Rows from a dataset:
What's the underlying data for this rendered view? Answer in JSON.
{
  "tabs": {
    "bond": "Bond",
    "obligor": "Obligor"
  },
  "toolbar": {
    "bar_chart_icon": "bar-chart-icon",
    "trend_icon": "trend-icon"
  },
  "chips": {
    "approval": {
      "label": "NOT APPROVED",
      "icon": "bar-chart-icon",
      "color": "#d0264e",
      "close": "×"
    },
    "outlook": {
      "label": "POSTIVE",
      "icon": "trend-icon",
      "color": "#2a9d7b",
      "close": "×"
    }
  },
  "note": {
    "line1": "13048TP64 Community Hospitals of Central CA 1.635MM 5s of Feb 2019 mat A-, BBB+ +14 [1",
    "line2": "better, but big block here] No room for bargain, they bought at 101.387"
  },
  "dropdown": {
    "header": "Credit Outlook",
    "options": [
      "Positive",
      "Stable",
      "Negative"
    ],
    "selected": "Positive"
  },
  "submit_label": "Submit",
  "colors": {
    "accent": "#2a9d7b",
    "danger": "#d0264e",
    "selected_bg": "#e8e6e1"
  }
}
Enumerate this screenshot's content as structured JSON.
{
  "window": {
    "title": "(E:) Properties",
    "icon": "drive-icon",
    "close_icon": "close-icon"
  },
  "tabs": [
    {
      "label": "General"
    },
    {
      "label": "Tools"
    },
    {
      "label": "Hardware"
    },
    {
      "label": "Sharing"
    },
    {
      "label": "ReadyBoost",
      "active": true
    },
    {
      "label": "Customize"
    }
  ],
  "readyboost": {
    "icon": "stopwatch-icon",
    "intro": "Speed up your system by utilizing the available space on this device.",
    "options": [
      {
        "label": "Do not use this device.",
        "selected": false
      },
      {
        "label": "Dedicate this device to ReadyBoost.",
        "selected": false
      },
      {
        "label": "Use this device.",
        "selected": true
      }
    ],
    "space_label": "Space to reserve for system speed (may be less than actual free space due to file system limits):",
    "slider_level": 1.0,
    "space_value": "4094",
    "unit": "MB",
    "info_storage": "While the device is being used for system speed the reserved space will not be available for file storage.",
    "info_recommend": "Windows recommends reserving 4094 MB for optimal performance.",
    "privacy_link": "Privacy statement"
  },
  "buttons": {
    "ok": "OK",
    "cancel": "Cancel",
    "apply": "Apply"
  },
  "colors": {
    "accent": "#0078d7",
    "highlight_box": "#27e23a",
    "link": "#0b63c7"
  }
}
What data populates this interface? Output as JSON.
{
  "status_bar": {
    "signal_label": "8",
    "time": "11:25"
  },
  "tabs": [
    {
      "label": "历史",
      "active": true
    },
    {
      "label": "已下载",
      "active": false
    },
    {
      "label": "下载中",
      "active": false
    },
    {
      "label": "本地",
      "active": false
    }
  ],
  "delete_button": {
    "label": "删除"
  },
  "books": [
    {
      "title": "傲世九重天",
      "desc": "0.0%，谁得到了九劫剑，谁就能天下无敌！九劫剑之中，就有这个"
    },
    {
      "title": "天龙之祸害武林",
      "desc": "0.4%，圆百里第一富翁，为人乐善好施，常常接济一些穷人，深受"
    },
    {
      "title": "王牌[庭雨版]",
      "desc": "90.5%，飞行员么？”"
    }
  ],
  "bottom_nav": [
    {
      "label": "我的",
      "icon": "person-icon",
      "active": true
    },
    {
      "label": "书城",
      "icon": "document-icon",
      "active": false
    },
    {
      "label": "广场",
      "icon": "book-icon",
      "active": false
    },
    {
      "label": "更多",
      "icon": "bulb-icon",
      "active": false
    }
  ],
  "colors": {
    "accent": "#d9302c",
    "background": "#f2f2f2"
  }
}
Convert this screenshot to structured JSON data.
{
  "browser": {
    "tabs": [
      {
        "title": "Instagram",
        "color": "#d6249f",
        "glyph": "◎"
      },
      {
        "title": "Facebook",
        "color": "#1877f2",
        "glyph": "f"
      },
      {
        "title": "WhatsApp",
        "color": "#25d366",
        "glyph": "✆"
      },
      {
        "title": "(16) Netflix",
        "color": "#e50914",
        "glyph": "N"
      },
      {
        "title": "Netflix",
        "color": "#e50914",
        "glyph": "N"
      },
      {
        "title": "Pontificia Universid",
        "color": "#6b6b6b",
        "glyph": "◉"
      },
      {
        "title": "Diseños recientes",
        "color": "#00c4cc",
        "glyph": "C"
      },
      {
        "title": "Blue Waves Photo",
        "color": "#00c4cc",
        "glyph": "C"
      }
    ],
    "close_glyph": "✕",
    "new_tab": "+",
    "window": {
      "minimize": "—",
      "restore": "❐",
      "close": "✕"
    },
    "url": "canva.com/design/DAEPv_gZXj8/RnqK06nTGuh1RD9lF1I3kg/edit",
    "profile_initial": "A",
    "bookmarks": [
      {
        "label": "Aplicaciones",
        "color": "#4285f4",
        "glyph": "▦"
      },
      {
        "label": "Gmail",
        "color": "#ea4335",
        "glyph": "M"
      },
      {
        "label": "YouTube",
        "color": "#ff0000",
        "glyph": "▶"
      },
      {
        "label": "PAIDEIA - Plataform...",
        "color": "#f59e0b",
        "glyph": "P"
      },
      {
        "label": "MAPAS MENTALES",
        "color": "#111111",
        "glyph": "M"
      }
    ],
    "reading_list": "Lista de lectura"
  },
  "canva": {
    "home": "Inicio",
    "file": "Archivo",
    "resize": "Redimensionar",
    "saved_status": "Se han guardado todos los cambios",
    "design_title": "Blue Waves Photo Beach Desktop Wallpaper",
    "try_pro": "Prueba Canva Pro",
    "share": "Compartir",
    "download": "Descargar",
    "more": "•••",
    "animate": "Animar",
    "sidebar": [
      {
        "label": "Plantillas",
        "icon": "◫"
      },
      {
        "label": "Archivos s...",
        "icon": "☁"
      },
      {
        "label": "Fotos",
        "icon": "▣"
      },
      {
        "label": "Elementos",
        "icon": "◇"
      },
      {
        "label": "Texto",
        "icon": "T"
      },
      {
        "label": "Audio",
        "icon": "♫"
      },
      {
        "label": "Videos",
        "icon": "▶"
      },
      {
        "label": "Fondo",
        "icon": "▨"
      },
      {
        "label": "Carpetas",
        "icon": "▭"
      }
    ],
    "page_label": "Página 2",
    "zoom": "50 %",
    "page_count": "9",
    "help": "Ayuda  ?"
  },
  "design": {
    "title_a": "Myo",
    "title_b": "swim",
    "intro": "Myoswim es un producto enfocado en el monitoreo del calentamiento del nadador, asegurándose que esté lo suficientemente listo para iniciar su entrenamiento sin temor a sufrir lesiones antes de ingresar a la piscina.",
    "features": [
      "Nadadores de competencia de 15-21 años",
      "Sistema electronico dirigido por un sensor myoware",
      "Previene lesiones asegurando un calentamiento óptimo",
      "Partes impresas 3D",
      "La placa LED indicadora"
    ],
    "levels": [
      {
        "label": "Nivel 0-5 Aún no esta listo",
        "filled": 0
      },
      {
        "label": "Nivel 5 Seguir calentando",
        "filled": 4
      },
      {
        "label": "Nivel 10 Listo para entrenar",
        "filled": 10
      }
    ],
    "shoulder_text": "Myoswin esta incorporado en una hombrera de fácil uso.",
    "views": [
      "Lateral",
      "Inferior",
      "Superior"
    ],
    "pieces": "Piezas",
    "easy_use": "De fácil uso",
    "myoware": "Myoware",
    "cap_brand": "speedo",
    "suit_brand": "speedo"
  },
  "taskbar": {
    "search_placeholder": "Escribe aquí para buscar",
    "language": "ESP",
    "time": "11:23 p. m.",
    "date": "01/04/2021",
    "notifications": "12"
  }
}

## To be done
Copy all lines from the material that include "structured".

## The reply
Enumerate this screenshot's content as structured JSON.
Convert this screenshot to structured JSON data.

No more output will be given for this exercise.